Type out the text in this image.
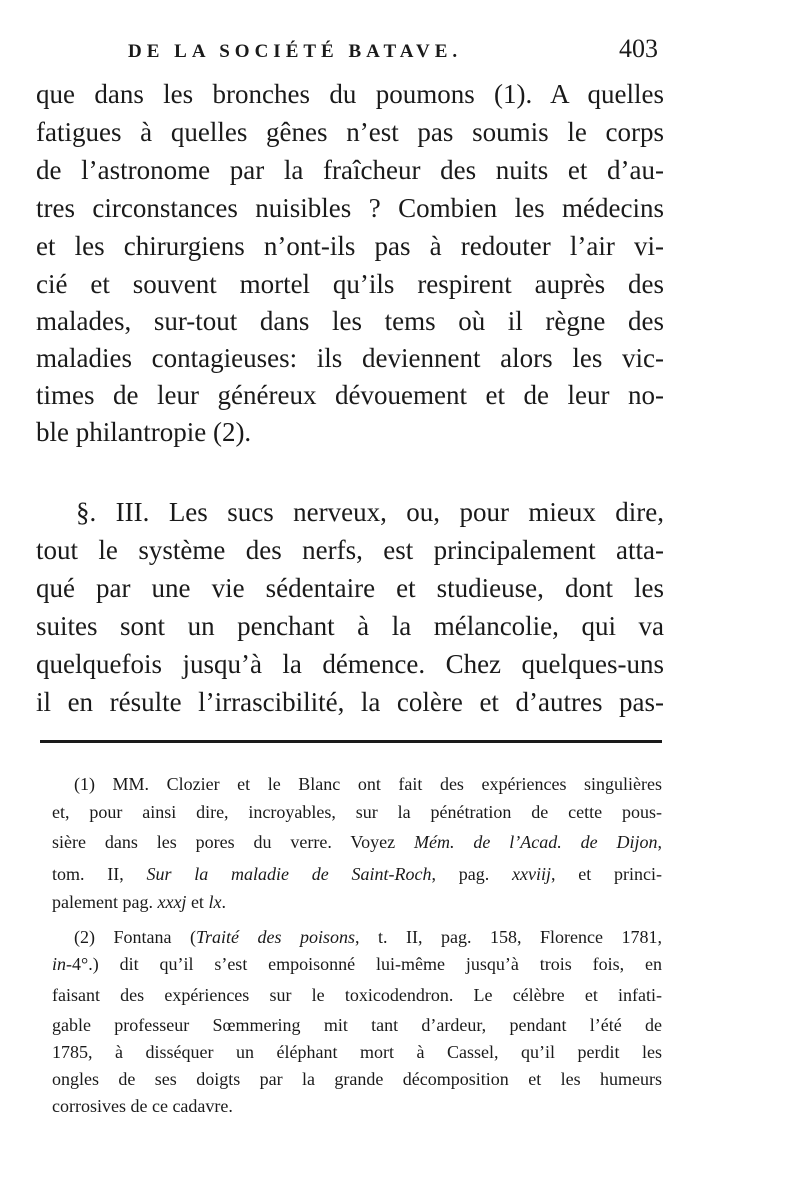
DE LA SOCIÉTÉ BATAVE.	403
que dans les bronches du poumons (1). A quelles
fatigues à quelles gênes n’est pas soumis le corps
de l’astronome par la fraîcheur des nuits et d’au-
tres circonstances nuisibles ? Combien les médecins
et les chirurgiens n’ont-ils pas à redouter l’air vi-
cié et souvent mortel qu’ils respirent auprès des
malades, sur-tout dans les tems où il règne des
maladies contagieuses: ils deviennent alors les vic-
times de leur généreux dévouement et de leur no-
ble philantropie (2).
§. III. Les sucs nerveux, ou, pour mieux dire,
tout le système des nerfs, est principalement atta-
qué par une vie sédentaire et studieuse, dont les
suites sont un penchant à la mélancolie, qui va
quelquefois jusqu’à la démence. Chez quelques-uns
il en résulte l’irrascibilité, la colère et d’autres pas-
(1) MM. Clozier et le Blanc ont fait des expériences singulières
et, pour ainsi dire, incroyables, sur la pénétration de cette pous-
sière dans les pores du verre. Voyez Mém. de l’Acad. de Dijon,
tom. II, Sur la maladie de Saint-Roch, pag. xxviij, et princi-
palement pag. xxxj et lx.
(2) Fontana (Traité des poisons, t. II, pag. 158, Florence 1781,
in-4°.) dit qu’il s’est empoisonné lui-même jusqu’à trois fois, en
faisant des expériences sur le toxicodendron. Le célèbre et infati-
gable professeur Sœmmering mit tant d’ardeur, pendant l’été de
1785, à disséquer un éléphant mort à Cassel, qu’il perdit les
ongles de ses doigts par la grande décomposition et les humeurs
corrosives de ce cadavre.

# [SET EXERCISE]
Where a line contains "jusqu", copy that line.

# [SOLUTION FOR THIS PROBLEM]
quelquefois jusqu’à la démence. Chez quelques-uns
in-4°.) dit qu’il s’est empoisonné lui-même jusqu’à trois fois, en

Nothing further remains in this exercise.